§ Try it
Going through the data below, copy out each line where the word "Week" shows up.

§ Given information
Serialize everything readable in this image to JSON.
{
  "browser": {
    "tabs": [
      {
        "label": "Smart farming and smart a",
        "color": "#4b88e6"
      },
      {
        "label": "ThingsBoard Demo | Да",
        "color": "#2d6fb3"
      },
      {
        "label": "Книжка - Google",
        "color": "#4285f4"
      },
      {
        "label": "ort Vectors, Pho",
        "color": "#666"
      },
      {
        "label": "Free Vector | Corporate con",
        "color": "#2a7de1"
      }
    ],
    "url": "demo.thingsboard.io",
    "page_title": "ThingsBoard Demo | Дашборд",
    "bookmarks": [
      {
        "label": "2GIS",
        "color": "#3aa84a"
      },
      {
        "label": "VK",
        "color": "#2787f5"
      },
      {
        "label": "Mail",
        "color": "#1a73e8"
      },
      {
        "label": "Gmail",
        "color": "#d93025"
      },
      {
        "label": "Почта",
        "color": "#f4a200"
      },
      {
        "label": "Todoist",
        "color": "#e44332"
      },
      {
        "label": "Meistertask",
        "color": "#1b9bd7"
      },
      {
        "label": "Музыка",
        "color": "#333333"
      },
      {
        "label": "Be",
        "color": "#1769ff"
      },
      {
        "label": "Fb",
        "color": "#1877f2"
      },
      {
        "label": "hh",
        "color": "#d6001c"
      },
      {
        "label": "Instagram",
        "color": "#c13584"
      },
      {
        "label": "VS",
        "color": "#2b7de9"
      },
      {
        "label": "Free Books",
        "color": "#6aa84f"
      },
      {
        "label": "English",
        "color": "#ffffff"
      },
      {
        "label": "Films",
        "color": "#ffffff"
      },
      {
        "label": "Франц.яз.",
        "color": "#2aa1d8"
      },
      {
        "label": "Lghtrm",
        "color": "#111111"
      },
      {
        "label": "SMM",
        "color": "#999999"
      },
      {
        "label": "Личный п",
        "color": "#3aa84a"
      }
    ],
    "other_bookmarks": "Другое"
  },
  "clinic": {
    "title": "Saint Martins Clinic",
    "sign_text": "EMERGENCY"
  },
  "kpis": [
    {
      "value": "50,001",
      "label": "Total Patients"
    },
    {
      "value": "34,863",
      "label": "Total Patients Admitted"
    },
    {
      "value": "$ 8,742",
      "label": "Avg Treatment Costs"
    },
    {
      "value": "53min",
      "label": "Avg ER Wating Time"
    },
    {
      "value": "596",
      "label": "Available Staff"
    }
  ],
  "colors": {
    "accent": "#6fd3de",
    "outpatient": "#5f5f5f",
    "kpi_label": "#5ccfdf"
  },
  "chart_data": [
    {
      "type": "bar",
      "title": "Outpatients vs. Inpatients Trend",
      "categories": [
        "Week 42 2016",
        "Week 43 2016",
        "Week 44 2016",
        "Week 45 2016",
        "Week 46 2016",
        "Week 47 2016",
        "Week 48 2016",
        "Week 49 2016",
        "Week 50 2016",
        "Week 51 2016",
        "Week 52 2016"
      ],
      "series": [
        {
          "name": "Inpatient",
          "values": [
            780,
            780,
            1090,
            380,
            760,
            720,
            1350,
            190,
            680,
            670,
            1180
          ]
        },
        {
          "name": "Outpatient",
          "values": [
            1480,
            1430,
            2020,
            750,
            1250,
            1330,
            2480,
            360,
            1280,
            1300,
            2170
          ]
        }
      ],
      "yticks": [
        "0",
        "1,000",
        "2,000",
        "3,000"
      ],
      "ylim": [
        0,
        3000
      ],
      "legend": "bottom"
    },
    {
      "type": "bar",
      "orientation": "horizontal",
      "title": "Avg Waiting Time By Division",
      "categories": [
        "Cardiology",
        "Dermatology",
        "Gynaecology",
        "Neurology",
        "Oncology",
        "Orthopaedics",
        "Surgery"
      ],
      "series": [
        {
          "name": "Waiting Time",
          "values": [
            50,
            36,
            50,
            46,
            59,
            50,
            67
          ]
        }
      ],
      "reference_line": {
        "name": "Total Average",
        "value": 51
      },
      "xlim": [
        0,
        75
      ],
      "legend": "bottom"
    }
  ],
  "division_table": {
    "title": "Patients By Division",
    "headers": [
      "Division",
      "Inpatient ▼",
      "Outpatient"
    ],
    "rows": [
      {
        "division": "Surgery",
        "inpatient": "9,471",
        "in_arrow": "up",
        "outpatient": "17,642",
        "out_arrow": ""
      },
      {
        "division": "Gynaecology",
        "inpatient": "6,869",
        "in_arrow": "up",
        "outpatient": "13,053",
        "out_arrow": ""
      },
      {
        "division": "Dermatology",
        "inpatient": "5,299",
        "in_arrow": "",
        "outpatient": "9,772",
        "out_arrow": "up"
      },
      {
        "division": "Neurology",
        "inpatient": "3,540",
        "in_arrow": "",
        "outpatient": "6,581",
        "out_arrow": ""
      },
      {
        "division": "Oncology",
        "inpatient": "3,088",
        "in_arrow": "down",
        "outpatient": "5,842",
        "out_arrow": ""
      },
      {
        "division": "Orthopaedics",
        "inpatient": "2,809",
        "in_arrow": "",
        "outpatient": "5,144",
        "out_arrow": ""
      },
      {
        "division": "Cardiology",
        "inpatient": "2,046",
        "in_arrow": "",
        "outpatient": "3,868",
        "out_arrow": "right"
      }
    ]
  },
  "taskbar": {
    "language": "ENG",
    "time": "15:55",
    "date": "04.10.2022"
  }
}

§ Solution for this task
        "Week 42 2016",
        "Week 43 2016",
        "Week 44 2016",
        "Week 45 2016",
        "Week 46 2016",
        "Week 47 2016",
        "Week 48 2016",
        "Week 49 2016",
        "Week 50 2016",
        "Week 51 2016",
        "Week 52 2016"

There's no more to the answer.